[Figure data in JSON]
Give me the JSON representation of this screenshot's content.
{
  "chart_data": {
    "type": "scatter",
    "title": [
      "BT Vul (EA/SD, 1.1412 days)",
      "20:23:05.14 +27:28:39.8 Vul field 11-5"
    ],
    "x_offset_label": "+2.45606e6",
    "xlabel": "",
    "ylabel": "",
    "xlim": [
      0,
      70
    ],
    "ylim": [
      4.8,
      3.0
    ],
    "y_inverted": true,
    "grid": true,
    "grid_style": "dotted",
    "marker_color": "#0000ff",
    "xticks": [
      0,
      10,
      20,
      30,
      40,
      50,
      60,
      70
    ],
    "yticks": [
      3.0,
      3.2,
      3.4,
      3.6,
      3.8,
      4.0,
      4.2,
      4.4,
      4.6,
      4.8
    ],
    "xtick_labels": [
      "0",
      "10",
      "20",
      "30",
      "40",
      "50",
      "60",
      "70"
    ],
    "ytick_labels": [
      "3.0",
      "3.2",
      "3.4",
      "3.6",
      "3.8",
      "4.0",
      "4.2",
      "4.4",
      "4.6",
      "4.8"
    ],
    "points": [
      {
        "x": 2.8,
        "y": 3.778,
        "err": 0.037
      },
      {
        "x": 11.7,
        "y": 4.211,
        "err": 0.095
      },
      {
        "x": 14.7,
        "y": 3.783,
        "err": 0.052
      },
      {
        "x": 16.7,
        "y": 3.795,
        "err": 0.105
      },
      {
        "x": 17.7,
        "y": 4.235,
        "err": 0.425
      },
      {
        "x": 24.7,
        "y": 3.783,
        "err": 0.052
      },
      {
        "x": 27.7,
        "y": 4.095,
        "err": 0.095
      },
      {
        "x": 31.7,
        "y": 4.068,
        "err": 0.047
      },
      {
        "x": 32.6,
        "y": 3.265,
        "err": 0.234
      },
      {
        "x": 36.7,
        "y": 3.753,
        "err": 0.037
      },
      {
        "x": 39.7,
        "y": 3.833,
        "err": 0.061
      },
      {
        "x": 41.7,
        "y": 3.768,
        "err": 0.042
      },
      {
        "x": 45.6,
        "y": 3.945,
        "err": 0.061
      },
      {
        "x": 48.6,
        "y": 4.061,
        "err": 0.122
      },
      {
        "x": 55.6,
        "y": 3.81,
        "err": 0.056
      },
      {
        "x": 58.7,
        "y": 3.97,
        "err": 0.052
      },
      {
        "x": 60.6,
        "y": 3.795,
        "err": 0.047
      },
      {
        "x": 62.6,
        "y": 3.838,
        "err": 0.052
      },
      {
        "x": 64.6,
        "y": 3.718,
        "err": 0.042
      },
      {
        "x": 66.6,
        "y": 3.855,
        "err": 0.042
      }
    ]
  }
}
...
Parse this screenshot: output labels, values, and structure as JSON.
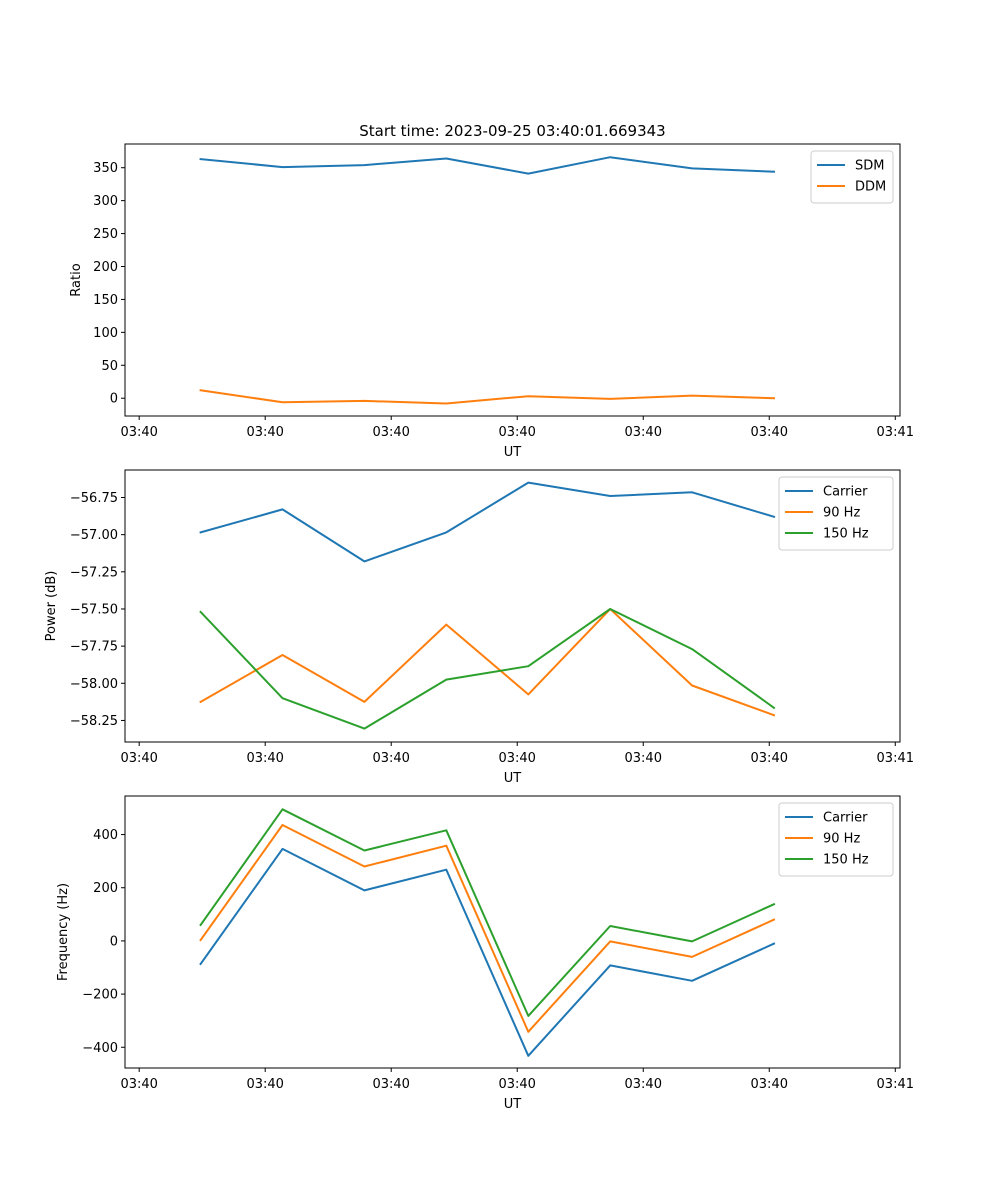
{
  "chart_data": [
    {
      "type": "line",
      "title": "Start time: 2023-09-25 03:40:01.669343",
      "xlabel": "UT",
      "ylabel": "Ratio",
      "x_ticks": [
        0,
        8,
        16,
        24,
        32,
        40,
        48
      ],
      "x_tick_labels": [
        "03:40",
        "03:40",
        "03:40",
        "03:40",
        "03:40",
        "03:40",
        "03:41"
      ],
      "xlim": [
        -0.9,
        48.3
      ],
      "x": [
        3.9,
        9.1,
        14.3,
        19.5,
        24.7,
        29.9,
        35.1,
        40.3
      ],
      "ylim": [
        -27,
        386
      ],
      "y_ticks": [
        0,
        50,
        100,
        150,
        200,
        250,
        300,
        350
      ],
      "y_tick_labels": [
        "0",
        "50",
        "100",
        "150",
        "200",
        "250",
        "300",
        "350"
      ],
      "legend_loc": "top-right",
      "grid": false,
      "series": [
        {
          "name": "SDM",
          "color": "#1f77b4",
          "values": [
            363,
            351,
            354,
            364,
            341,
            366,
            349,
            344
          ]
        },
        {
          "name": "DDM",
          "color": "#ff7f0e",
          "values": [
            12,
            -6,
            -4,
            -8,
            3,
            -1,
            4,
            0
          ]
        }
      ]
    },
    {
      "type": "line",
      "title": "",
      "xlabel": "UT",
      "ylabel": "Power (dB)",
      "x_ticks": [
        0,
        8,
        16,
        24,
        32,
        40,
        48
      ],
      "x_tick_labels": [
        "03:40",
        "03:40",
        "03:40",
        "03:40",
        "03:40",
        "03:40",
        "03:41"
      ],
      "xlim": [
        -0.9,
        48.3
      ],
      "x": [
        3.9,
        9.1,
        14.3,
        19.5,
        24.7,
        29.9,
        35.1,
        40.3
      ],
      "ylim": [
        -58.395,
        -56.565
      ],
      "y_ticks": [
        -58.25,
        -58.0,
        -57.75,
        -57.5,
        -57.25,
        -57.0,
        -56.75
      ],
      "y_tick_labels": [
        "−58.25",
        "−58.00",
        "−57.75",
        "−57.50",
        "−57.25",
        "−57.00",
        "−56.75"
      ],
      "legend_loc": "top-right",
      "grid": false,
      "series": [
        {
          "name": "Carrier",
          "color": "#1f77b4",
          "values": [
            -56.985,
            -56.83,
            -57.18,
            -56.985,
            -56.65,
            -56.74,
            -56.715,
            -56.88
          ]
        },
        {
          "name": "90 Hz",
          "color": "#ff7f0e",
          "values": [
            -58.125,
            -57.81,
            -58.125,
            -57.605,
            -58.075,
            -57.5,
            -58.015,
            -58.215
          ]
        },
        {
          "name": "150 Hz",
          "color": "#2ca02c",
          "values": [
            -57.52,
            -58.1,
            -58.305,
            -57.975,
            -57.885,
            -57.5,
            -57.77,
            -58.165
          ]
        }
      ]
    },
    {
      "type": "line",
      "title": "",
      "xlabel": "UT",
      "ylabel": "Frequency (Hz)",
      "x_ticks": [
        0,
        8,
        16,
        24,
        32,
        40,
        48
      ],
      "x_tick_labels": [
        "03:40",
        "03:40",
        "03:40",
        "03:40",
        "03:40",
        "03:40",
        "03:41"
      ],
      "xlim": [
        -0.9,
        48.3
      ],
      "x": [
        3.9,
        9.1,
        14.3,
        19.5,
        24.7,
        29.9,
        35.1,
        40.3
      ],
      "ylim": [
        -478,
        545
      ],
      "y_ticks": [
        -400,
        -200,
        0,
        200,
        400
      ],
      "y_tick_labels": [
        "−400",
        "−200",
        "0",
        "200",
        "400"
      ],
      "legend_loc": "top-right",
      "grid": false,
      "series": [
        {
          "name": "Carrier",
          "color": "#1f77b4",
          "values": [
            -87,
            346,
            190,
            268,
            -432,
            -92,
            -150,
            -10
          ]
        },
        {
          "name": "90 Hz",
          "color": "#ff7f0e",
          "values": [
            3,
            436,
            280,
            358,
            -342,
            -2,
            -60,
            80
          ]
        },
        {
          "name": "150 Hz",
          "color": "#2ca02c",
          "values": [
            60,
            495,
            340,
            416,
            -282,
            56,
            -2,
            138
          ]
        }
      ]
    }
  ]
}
--
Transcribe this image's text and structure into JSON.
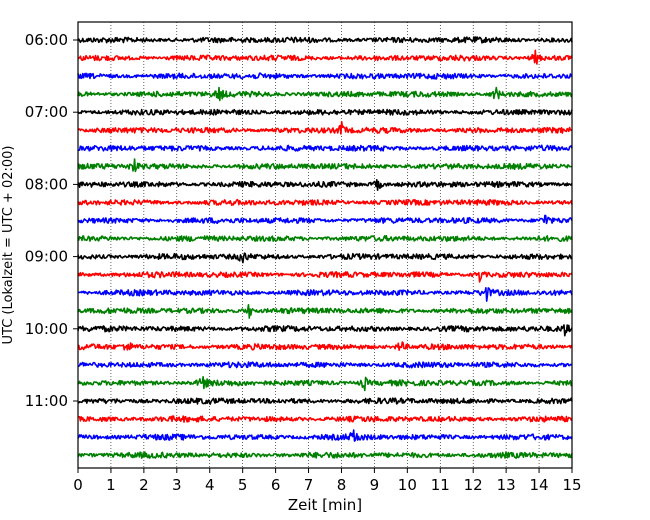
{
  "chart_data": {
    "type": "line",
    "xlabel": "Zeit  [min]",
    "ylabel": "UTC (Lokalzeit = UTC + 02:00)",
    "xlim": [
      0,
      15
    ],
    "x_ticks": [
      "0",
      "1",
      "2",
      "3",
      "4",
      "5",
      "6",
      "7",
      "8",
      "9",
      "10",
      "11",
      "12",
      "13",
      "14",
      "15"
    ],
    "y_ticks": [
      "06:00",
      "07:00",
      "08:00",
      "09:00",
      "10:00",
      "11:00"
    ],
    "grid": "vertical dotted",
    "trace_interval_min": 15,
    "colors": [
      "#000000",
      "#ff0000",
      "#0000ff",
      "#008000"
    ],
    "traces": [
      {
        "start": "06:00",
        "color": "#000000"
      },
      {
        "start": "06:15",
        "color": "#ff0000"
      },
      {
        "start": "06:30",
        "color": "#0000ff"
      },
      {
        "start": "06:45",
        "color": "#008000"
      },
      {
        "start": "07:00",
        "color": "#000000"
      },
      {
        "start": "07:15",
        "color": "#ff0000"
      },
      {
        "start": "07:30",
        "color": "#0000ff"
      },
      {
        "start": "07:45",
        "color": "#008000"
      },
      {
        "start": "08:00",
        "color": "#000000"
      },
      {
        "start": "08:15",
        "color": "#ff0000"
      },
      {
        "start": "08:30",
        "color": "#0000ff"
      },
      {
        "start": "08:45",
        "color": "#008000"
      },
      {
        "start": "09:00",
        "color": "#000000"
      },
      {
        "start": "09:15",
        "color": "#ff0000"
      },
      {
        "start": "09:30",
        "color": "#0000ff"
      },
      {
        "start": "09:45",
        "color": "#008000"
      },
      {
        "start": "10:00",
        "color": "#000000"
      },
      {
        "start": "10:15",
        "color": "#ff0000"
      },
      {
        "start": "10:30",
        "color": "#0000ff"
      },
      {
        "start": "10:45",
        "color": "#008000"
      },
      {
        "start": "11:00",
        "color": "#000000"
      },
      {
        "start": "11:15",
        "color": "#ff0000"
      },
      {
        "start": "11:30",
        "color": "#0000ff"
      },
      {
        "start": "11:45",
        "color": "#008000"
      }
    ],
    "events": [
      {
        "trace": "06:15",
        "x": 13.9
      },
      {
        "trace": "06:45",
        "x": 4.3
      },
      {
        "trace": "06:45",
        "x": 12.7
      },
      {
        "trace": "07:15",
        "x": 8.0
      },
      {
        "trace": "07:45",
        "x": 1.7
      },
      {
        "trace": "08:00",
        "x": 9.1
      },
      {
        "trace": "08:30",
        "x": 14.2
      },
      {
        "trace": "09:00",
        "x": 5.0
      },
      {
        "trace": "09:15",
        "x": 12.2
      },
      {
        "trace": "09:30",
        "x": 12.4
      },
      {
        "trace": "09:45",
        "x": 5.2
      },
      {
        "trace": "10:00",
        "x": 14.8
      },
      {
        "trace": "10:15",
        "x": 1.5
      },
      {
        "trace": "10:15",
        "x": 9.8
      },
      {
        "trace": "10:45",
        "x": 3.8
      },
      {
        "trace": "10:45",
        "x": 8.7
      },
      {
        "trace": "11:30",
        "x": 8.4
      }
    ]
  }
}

GIVEN TASK: Return every line holding the word "dotted" from the records.

REPLY TO THE TASK:
    "grid_style": "dotted",
    "grid": "vertical dotted",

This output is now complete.